> _Short task_:
Drop the pictures from the entries below, then reproduce the rest exactly.

-- start --

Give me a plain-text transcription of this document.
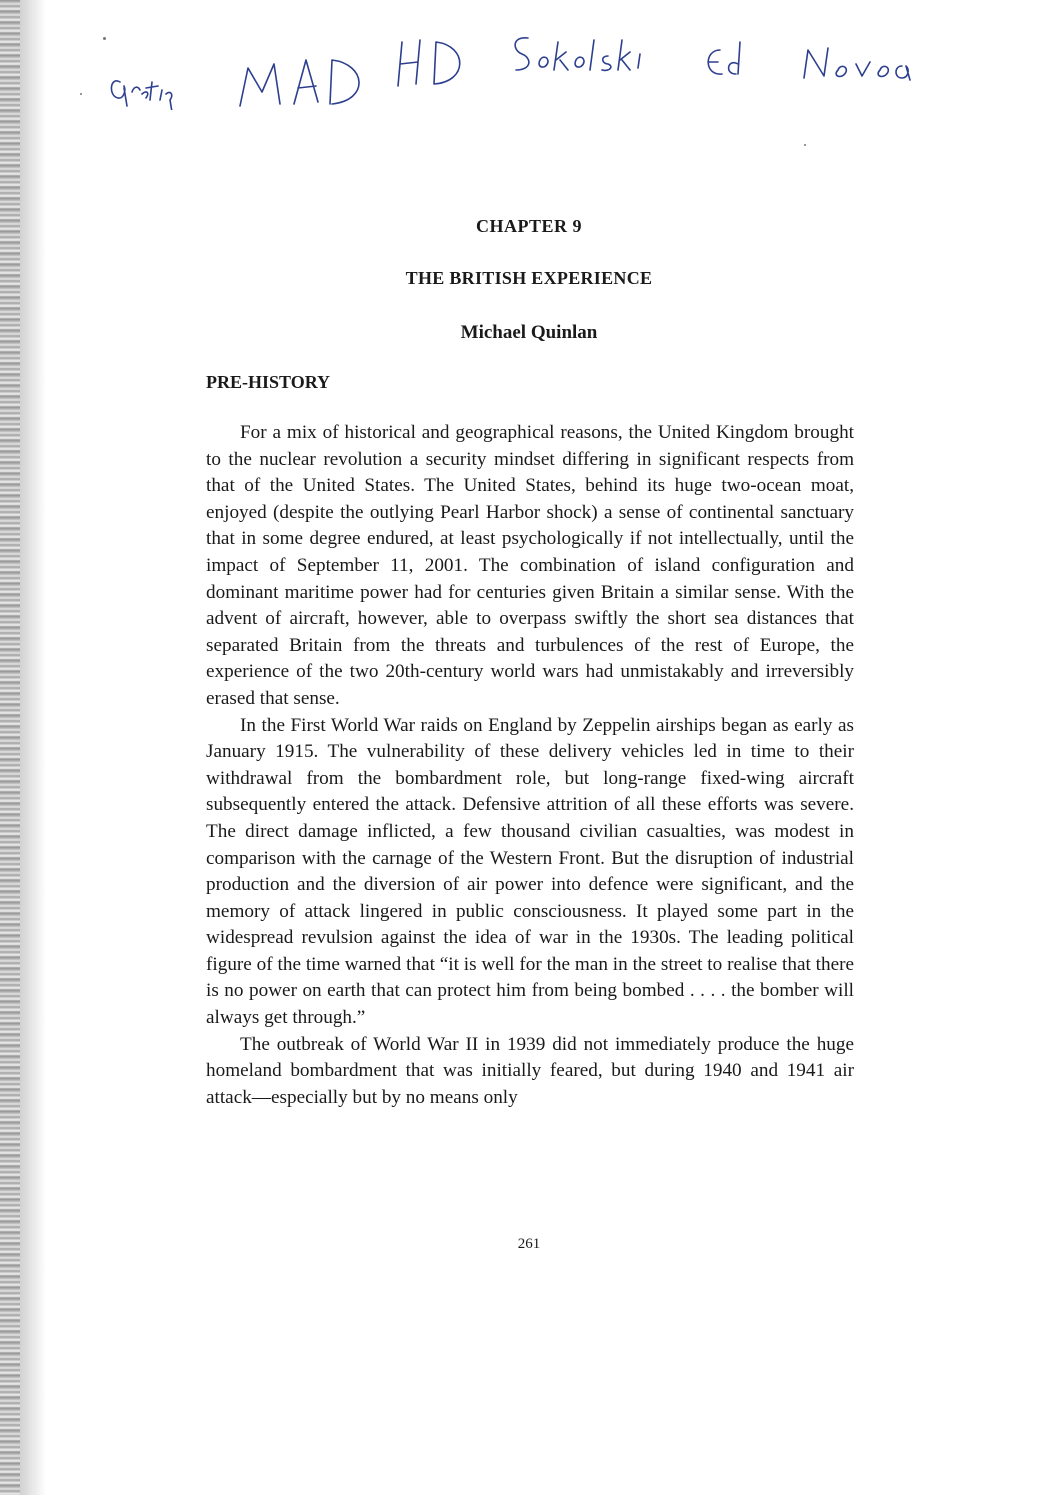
CHAPTER 9
THE BRITISH EXPERIENCE
Michael Quinlan
PRE-HISTORY

For a mix of historical and geographical reasons, the United Kingdom brought to the nuclear revolution a security mindset differing in significant respects from that of the United States. The United States, behind its huge two-ocean moat, enjoyed (despite the outlying Pearl Harbor shock) a sense of continental sanctuary that in some degree endured, at least psychologically if not intellectually, until the impact of September 11, 2001. The combination of island configuration and dominant maritime power had for centuries given Britain a similar sense. With the advent of aircraft, however, able to overpass swiftly the short sea distances that separated Britain from the threats and turbulences of the rest of Europe, the experience of the two 20th-century world wars had unmistakably and irreversibly erased that sense.

In the First World War raids on England by Zeppelin airships began as early as January 1915. The vulnerability of these delivery vehicles led in time to their withdrawal from the bombardment role, but long-range fixed-wing aircraft subsequently entered the attack. Defensive attrition of all these efforts was severe. The direct damage inflicted, a few thousand civilian casualties, was modest in comparison with the carnage of the Western Front. But the disruption of industrial production and the diversion of air power into defence were significant, and the memory of attack lingered in public consciousness. It played some part in the widespread revulsion against the idea of war in the 1930s. The leading political figure of the time warned that “it is well for the man in the street to realise that there is no power on earth that can protect him from being bombed . . . . the bomber will always get through.”

The outbreak of World War II in 1939 did not immediately produce the huge homeland bombardment that was initially feared, but during 1940 and 1941 air attack—especially but by no means only

261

-- end --

> _Final result_:
Give me a plain-text transcription of this document.
CHAPTER 9
THE BRITISH EXPERIENCE
Michael Quinlan
PRE-HISTORY

For a mix of historical and geographical reasons, the United Kingdom brought to the nuclear revolution a security mindset differing in significant respects from that of the United States. The United States, behind its huge two-ocean moat, enjoyed (despite the outlying Pearl Harbor shock) a sense of continental sanctuary that in some degree endured, at least psychologically if not intellectually, until the impact of September 11, 2001. The combination of island configuration and dominant maritime power had for centuries given Britain a similar sense. With the advent of aircraft, however, able to overpass swiftly the short sea distances that separated Britain from the threats and turbulences of the rest of Europe, the experience of the two 20th-century world wars had unmistakably and irreversibly erased that sense.

In the First World War raids on England by Zeppelin airships began as early as January 1915. The vulnerability of these delivery vehicles led in time to their withdrawal from the bombardment role, but long-range fixed-wing aircraft subsequently entered the attack. Defensive attrition of all these efforts was severe. The direct damage inflicted, a few thousand civilian casualties, was modest in comparison with the carnage of the Western Front. But the disruption of industrial production and the diversion of air power into defence were significant, and the memory of attack lingered in public consciousness. It played some part in the widespread revulsion against the idea of war in the 1930s. The leading political figure of the time warned that “it is well for the man in the street to realise that there is no power on earth that can protect him from being bombed . . . . the bomber will always get through.”

The outbreak of World War II in 1939 did not immediately produce the huge homeland bombardment that was initially feared, but during 1940 and 1941 air attack—especially but by no means only

261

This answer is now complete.